Directions:
Comb the records below for the string "Signal" and copy each line where it turns up.

Data to process:
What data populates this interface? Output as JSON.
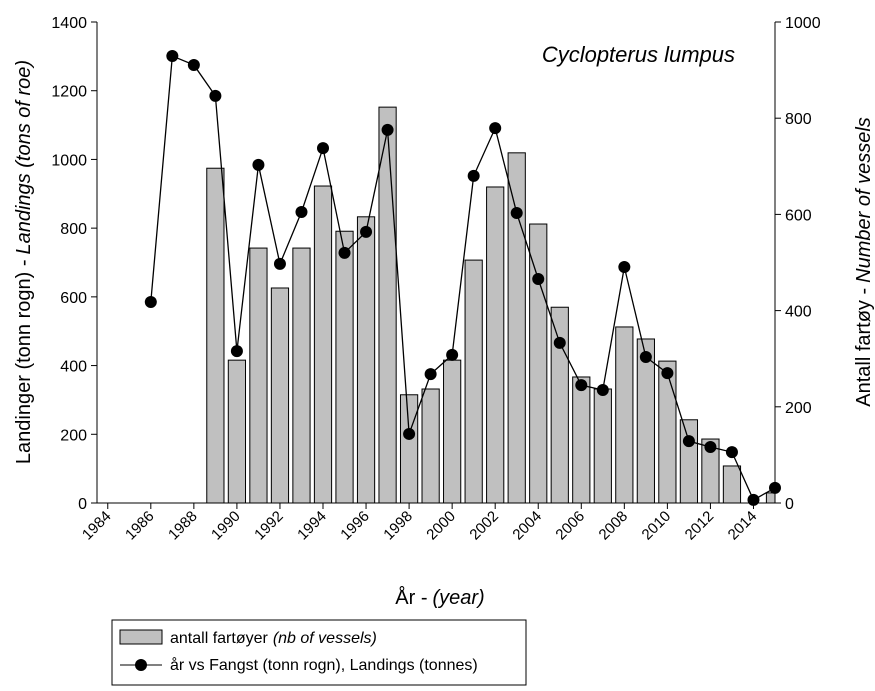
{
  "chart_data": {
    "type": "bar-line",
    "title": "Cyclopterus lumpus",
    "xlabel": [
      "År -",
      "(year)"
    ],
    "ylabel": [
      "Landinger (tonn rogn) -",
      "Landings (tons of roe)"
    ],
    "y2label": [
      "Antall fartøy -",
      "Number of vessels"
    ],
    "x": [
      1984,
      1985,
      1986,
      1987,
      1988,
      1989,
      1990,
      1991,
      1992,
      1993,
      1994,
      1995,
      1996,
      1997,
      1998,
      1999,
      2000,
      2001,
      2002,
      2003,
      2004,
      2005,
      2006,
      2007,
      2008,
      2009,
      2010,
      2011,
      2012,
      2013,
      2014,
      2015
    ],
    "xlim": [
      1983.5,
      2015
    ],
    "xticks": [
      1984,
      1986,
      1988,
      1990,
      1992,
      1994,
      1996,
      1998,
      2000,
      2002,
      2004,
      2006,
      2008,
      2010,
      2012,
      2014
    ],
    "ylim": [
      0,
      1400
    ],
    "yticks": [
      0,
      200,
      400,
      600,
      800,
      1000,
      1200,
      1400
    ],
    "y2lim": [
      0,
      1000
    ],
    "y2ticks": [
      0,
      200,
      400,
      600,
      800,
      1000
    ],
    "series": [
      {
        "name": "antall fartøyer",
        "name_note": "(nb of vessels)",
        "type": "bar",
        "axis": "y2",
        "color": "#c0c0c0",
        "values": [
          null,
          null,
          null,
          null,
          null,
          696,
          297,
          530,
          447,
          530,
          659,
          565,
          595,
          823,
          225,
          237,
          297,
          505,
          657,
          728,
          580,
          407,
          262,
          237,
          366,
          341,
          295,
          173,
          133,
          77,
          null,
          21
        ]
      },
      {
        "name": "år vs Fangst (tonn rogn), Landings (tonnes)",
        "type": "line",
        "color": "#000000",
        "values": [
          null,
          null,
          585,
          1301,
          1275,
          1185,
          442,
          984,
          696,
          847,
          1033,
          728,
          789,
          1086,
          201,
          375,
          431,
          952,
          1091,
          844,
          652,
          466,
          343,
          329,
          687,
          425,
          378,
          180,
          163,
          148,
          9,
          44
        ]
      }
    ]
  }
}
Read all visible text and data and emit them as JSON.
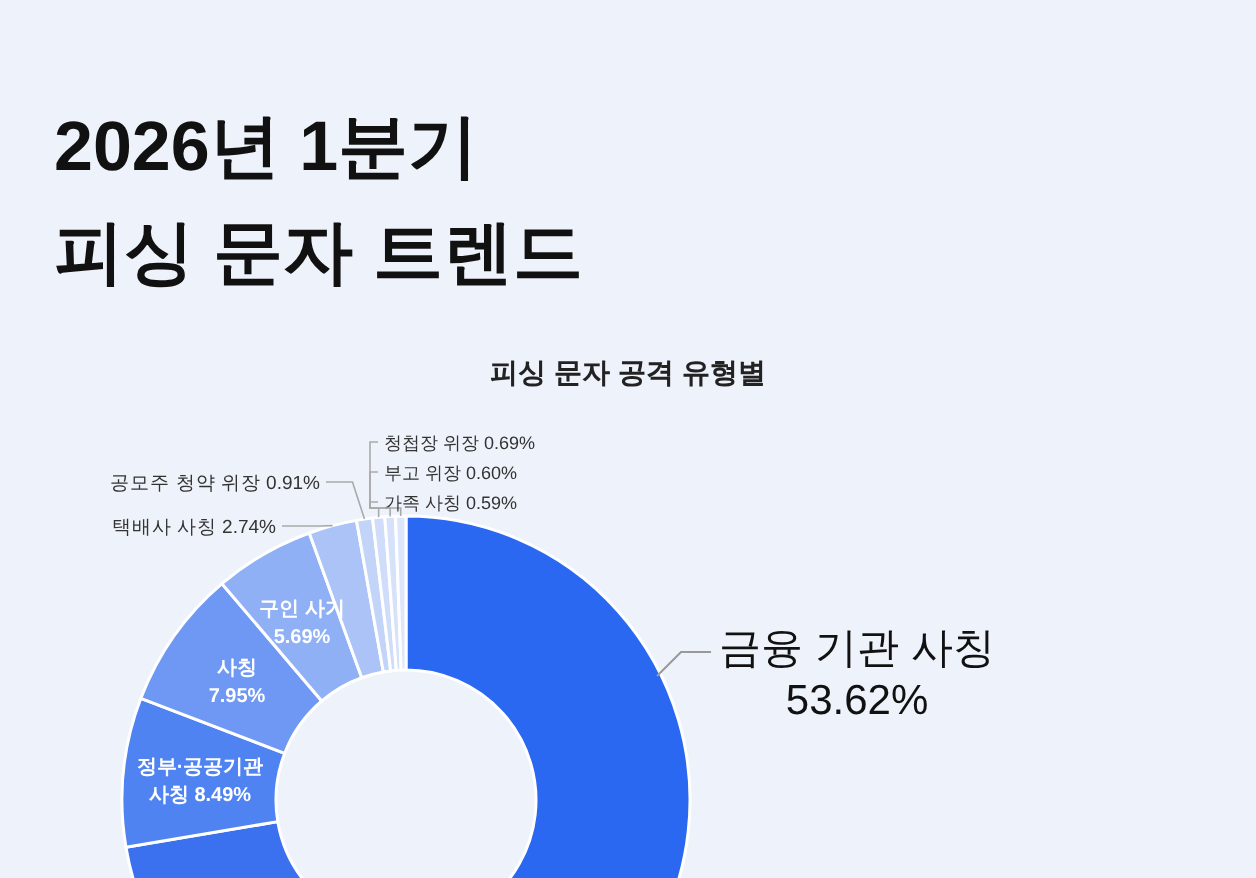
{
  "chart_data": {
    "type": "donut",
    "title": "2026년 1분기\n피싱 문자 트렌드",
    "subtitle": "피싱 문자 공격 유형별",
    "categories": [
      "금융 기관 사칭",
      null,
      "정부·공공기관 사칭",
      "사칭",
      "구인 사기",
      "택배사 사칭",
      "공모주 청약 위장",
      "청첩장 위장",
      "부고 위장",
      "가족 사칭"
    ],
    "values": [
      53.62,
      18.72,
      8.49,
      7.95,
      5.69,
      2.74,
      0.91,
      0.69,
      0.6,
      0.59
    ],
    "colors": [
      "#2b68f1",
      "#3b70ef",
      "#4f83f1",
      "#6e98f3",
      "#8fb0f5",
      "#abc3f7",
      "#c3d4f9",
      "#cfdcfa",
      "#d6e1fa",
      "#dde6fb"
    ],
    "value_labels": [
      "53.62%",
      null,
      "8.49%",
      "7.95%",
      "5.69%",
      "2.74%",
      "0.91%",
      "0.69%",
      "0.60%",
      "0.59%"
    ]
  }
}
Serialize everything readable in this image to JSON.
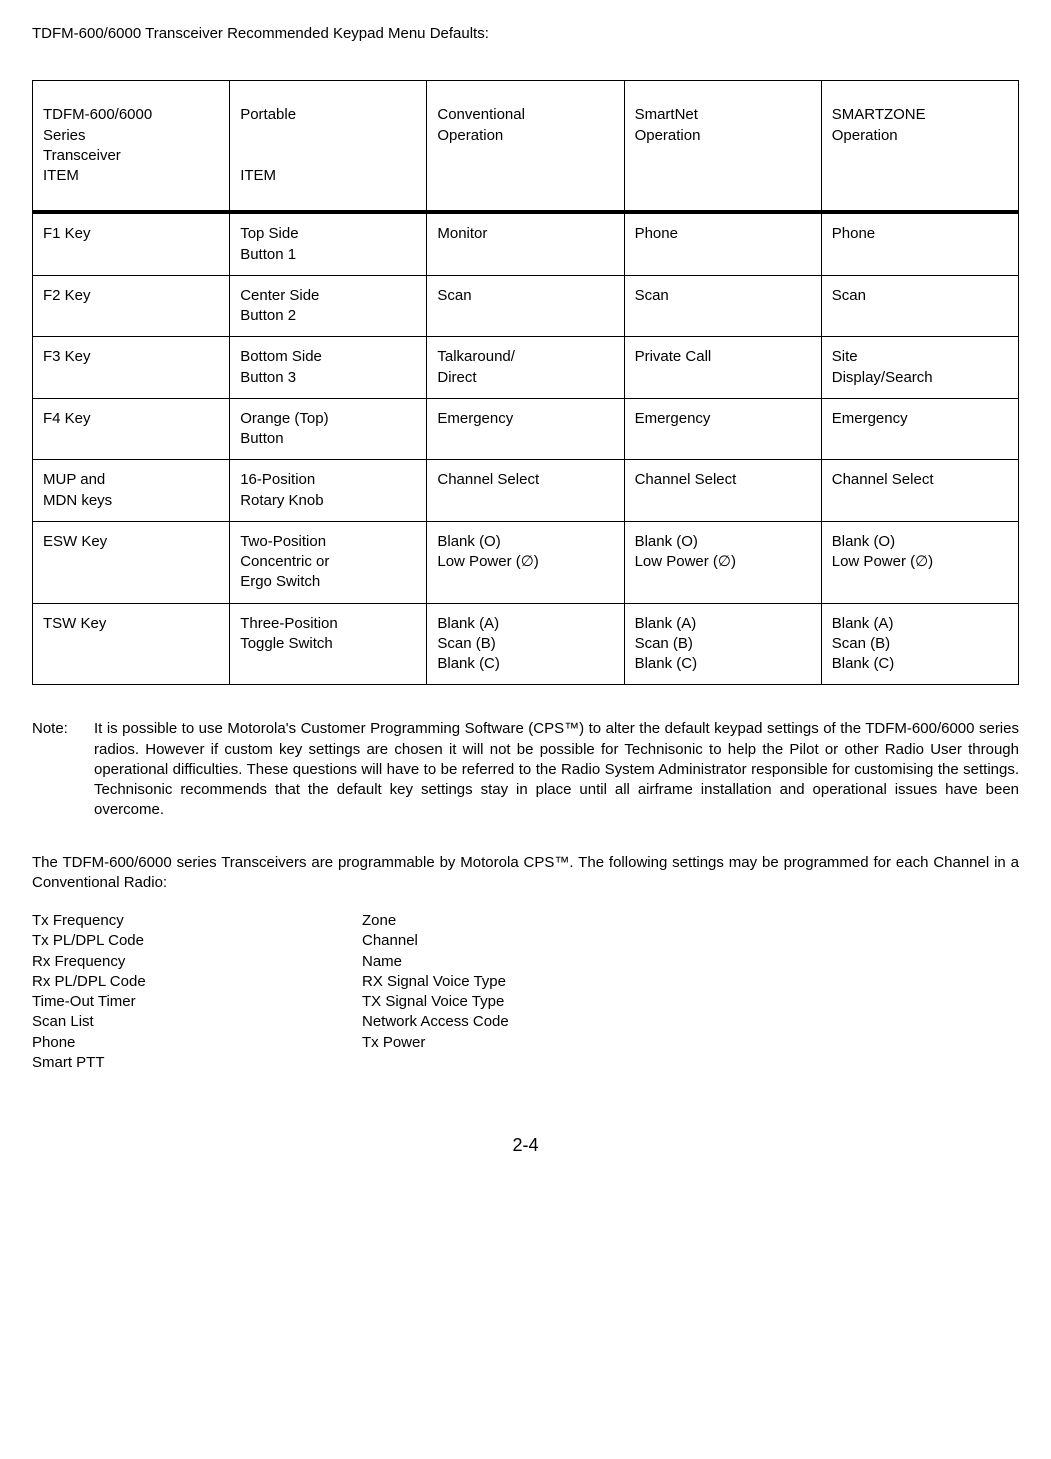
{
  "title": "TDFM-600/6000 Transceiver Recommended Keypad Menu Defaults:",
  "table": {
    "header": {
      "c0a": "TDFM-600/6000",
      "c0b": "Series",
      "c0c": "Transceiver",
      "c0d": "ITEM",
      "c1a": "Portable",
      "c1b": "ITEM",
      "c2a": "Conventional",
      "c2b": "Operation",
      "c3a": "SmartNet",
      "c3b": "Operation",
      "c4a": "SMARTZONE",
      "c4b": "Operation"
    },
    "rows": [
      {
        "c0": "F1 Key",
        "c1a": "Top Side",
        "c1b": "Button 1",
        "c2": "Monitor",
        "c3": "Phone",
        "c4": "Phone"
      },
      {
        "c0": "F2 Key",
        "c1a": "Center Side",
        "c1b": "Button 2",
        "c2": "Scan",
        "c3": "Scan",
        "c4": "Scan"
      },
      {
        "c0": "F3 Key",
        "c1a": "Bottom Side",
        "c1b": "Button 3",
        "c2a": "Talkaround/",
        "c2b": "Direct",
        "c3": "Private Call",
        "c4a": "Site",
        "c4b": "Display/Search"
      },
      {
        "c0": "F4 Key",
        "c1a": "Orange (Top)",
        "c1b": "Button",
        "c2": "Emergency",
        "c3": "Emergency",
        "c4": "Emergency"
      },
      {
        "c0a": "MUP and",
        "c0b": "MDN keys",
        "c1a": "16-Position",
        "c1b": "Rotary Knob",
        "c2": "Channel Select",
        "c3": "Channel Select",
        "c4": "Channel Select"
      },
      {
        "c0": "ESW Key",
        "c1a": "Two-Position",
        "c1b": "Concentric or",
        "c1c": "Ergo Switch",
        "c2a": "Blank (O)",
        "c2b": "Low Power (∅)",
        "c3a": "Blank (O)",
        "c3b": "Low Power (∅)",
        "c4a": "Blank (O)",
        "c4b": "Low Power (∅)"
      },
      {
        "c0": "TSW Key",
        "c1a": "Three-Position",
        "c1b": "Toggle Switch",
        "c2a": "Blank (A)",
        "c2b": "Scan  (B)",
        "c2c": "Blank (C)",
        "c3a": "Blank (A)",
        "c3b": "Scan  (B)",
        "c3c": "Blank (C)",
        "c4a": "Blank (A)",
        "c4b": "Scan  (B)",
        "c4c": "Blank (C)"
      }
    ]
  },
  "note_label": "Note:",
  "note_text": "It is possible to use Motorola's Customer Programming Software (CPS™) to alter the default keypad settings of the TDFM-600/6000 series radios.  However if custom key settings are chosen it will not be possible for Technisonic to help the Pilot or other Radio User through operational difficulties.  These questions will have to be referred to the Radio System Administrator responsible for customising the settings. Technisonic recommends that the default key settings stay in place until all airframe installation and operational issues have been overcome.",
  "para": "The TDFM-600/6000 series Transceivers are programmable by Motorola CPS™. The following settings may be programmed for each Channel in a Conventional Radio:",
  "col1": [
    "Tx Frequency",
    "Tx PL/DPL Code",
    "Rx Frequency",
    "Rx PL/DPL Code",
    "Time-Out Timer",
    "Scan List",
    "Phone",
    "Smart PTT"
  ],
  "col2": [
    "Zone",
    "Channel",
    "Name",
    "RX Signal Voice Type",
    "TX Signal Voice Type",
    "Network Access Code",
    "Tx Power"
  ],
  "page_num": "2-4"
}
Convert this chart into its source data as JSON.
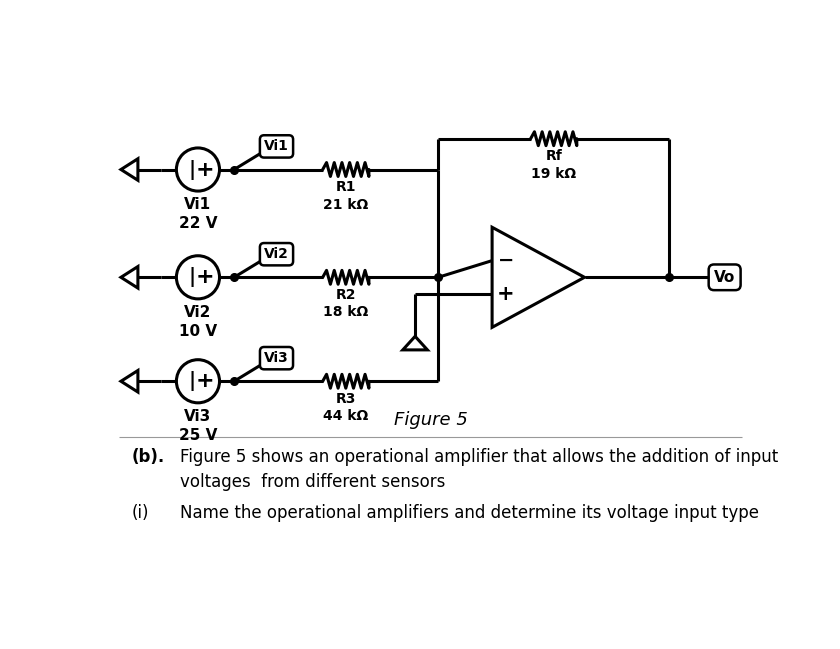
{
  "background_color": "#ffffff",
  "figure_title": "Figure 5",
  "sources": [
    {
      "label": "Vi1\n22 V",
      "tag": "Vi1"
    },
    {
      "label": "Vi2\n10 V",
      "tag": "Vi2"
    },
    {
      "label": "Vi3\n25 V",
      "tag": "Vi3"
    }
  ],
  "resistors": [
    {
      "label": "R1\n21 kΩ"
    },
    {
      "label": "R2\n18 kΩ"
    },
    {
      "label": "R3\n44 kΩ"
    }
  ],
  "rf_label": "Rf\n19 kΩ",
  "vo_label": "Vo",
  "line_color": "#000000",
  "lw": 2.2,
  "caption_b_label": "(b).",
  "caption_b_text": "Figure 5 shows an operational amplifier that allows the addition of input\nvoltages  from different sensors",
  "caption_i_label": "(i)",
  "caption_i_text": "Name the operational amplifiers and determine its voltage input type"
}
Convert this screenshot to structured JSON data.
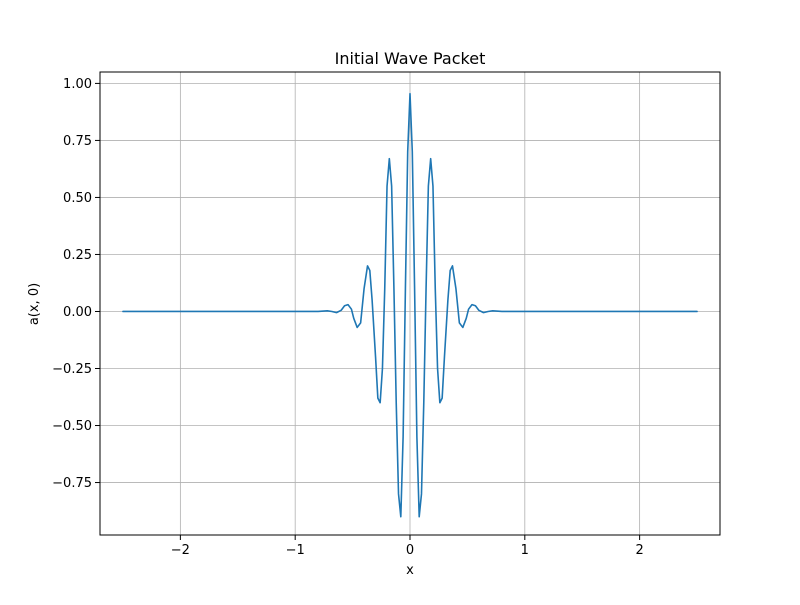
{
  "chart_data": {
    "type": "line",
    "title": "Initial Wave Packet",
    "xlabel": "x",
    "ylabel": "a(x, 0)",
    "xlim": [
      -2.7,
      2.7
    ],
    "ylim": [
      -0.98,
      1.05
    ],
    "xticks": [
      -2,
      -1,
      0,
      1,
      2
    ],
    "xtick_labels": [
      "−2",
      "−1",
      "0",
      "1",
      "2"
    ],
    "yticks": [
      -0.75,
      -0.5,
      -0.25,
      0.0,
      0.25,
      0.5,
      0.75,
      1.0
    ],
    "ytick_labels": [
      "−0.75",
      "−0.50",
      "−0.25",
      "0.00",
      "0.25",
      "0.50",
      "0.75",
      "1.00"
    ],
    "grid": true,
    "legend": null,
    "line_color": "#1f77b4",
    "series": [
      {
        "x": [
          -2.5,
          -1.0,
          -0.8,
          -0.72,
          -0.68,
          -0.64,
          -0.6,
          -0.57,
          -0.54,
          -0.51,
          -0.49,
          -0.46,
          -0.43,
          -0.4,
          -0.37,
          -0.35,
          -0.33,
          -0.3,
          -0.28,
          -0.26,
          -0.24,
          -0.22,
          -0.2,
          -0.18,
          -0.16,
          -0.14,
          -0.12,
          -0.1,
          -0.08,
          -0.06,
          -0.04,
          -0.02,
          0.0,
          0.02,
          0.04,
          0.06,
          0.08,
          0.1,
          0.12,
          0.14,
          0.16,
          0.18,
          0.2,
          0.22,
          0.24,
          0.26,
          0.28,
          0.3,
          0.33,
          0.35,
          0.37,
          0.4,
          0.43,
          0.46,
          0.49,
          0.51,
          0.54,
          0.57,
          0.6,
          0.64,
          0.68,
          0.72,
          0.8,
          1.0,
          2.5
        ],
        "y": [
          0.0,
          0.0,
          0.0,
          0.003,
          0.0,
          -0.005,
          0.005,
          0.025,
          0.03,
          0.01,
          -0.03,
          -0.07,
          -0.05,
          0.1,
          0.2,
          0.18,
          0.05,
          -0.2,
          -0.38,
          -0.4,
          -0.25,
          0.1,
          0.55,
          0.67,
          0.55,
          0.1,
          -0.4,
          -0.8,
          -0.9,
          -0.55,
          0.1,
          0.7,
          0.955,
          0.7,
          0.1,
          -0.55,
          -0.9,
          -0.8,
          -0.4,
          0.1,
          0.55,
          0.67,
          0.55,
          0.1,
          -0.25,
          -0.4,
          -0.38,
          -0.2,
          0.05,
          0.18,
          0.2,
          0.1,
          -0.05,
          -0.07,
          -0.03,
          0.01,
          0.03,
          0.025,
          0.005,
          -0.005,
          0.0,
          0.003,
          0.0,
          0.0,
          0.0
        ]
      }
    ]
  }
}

Result below:
    "RX Signal Voice Type",
    "TX Signal Voice Type",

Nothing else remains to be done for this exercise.